Aim: Look through the material below for "Kassel". Copy every line that contains it.

━━ Entries provided

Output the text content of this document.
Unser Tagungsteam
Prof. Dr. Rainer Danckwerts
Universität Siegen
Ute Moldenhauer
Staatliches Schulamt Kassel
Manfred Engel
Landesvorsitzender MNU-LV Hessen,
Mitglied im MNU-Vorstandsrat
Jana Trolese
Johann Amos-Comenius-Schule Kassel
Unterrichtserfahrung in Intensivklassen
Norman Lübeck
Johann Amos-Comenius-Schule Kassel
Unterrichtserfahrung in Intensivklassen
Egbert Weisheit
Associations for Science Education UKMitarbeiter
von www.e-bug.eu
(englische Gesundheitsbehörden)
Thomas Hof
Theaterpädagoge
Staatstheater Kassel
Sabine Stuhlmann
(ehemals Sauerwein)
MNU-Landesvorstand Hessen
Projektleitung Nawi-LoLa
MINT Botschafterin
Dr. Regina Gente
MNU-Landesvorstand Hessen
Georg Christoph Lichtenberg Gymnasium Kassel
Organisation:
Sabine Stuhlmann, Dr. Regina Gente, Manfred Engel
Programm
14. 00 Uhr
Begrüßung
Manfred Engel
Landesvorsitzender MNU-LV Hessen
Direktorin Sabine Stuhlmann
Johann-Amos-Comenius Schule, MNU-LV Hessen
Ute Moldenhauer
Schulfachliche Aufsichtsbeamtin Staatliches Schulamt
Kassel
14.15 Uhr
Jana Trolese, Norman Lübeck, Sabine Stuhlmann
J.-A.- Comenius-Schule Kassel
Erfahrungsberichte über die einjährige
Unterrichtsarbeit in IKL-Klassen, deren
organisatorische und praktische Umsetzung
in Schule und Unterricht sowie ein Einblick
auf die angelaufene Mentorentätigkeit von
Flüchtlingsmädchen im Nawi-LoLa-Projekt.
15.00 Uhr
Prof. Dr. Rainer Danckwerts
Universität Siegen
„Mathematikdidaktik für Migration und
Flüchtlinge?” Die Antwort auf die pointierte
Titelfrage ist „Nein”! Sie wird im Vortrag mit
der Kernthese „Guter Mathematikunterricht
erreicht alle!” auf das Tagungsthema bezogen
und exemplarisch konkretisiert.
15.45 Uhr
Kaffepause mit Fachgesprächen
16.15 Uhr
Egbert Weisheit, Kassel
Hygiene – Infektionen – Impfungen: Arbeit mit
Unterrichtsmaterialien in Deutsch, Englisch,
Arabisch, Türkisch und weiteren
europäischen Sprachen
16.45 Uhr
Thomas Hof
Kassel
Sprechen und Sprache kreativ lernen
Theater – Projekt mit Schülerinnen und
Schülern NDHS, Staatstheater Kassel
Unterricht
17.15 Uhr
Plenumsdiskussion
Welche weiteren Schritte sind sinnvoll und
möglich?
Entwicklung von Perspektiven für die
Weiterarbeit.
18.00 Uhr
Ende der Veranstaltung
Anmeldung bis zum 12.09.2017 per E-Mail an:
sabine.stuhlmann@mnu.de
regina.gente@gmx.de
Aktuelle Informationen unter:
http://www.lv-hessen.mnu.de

━━━━
━━ Entries provided

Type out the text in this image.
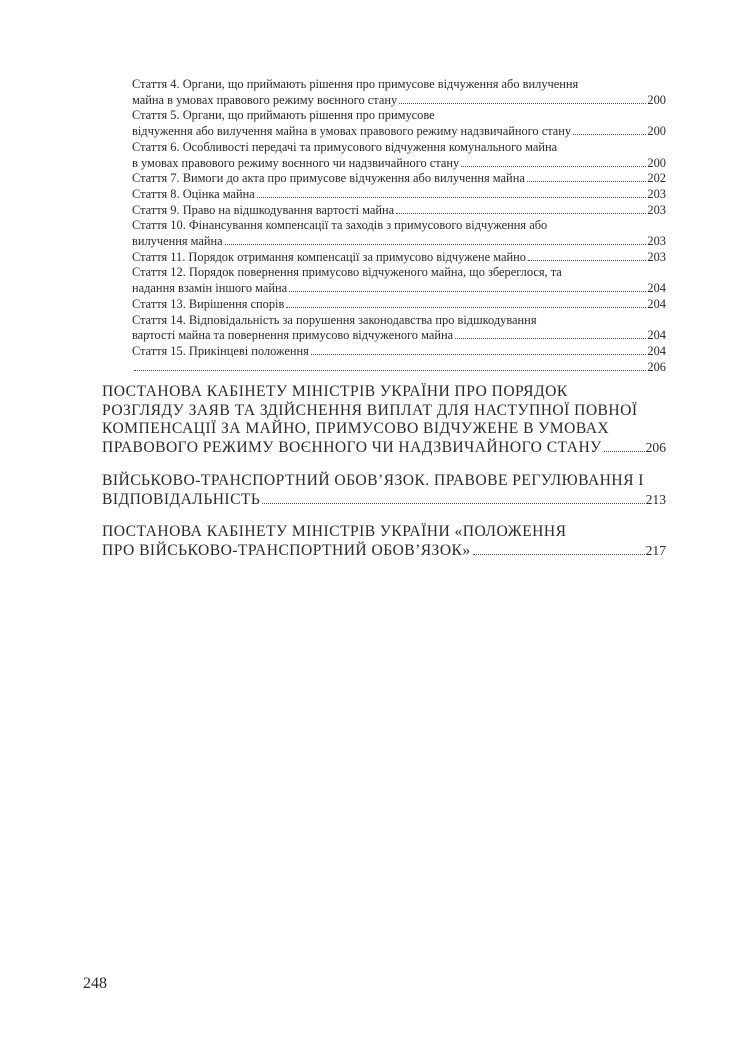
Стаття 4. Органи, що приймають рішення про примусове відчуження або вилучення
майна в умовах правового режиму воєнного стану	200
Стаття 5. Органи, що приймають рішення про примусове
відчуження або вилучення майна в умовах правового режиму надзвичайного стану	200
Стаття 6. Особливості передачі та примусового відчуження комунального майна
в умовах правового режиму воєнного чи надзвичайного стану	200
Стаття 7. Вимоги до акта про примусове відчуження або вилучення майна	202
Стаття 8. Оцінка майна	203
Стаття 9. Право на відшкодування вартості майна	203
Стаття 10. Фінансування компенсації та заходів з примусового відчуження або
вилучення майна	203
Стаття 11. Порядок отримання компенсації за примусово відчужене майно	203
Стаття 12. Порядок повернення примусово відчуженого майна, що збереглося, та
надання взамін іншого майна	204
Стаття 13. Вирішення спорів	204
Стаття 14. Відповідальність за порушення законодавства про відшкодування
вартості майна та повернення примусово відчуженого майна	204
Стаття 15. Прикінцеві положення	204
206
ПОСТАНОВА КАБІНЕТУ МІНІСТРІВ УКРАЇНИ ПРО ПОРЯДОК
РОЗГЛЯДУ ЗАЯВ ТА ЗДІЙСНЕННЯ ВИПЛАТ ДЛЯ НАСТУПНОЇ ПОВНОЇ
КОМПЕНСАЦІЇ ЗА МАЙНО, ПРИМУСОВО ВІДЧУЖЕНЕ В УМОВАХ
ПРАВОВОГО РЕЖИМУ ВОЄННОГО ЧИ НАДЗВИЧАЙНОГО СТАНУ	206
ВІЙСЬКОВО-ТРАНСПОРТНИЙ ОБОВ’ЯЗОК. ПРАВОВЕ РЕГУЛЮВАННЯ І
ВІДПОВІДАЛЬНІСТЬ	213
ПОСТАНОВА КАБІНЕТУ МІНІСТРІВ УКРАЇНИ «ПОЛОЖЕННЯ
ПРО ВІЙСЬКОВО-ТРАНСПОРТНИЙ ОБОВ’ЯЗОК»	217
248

━━━━

Written response:
Staatliches Schulamt Kassel
Johann Amos-Comenius-Schule Kassel
Johann Amos-Comenius-Schule Kassel
Staatstheater Kassel
Georg Christoph Lichtenberg Gymnasium Kassel
Kassel
J.-A.- Comenius-Schule Kassel
Egbert Weisheit, Kassel
Kassel
Schülern NDHS, Staatstheater Kassel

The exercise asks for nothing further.